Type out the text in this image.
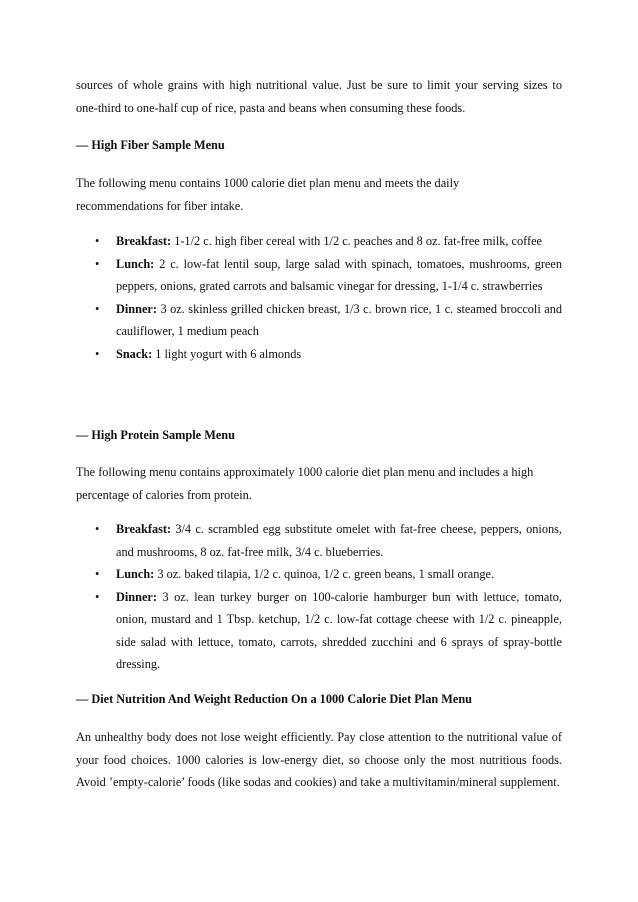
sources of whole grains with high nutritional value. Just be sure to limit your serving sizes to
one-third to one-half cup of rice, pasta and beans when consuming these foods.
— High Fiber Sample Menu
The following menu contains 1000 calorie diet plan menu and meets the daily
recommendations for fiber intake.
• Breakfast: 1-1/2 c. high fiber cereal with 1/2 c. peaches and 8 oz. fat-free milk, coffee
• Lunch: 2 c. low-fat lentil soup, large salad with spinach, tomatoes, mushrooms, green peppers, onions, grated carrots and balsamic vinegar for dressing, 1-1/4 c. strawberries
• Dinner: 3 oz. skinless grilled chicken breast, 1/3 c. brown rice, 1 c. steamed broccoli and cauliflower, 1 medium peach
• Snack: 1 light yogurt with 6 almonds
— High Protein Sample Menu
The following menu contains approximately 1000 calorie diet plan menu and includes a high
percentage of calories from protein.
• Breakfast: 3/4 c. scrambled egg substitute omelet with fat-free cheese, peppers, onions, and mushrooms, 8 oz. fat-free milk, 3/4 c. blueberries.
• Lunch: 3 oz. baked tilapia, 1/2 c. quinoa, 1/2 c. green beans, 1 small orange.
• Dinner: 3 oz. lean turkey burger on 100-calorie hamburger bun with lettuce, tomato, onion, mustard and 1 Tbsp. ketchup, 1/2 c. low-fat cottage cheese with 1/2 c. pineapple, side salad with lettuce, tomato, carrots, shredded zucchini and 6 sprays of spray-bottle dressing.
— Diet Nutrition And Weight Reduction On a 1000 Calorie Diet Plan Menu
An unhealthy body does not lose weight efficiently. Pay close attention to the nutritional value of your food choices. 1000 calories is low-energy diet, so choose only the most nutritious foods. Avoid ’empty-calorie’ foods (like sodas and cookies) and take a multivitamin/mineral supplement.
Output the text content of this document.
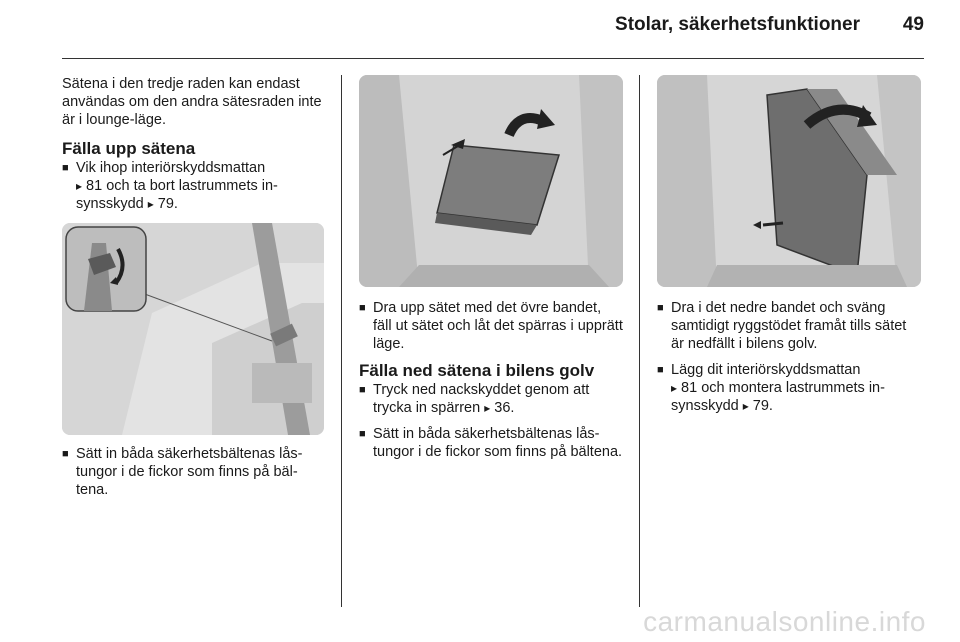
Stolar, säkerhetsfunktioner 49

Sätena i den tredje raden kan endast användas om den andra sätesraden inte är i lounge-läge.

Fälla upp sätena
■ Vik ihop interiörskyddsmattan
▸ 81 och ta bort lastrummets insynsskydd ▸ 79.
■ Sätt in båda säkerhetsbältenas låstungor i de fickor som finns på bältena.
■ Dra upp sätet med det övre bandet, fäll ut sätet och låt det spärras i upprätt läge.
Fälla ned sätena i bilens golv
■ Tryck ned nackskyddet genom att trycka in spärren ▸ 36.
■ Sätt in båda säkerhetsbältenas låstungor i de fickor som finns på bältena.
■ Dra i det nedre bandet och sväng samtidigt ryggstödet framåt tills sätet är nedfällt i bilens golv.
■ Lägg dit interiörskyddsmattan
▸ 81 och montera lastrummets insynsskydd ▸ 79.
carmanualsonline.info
----
» Work item: Restate the material above word for word, so that nothing changes except that the pictures are gone.

» Output for this exercise:
Type out the text in this image.
sources of whole grains with high nutritional value. Just be sure to limit your serving sizes to
one-third to one-half cup of rice, pasta and beans when consuming these foods.
— High Fiber Sample Menu
The following menu contains 1000 calorie diet plan menu and meets the daily
recommendations for fiber intake.
• Breakfast: 1-1/2 c. high fiber cereal with 1/2 c. peaches and 8 oz. fat-free milk, coffee
• Lunch: 2 c. low-fat lentil soup, large salad with spinach, tomatoes, mushrooms, green peppers, onions, grated carrots and balsamic vinegar for dressing, 1-1/4 c. strawberries
• Dinner: 3 oz. skinless grilled chicken breast, 1/3 c. brown rice, 1 c. steamed broccoli and cauliflower, 1 medium peach
• Snack: 1 light yogurt with 6 almonds
— High Protein Sample Menu
The following menu contains approximately 1000 calorie diet plan menu and includes a high
percentage of calories from protein.
• Breakfast: 3/4 c. scrambled egg substitute omelet with fat-free cheese, peppers, onions, and mushrooms, 8 oz. fat-free milk, 3/4 c. blueberries.
• Lunch: 3 oz. baked tilapia, 1/2 c. quinoa, 1/2 c. green beans, 1 small orange.
• Dinner: 3 oz. lean turkey burger on 100-calorie hamburger bun with lettuce, tomato, onion, mustard and 1 Tbsp. ketchup, 1/2 c. low-fat cottage cheese with 1/2 c. pineapple, side salad with lettuce, tomato, carrots, shredded zucchini and 6 sprays of spray-bottle dressing.
— Diet Nutrition And Weight Reduction On a 1000 Calorie Diet Plan Menu
An unhealthy body does not lose weight efficiently. Pay close attention to the nutritional value of your food choices. 1000 calories is low-energy diet, so choose only the most nutritious foods. Avoid ’empty-calorie’ foods (like sodas and cookies) and take a multivitamin/mineral supplement.
Output the text content of this document.
Stolar, säkerhetsfunktioner 49

Sätena i den tredje raden kan endast användas om den andra sätesraden inte är i lounge-läge.

Fälla upp sätena
■ Vik ihop interiörskyddsmattan
▸ 81 och ta bort lastrummets insynsskydd ▸ 79.
■ Sätt in båda säkerhetsbältenas låstungor i de fickor som finns på bältena.
■ Dra upp sätet med det övre bandet, fäll ut sätet och låt det spärras i upprätt läge.
Fälla ned sätena i bilens golv
■ Tryck ned nackskyddet genom att trycka in spärren ▸ 36.
■ Sätt in båda säkerhetsbältenas låstungor i de fickor som finns på bältena.
■ Dra i det nedre bandet och sväng samtidigt ryggstödet framåt tills sätet är nedfällt i bilens golv.
■ Lägg dit interiörskyddsmattan
▸ 81 och montera lastrummets insynsskydd ▸ 79.
carmanualsonline.info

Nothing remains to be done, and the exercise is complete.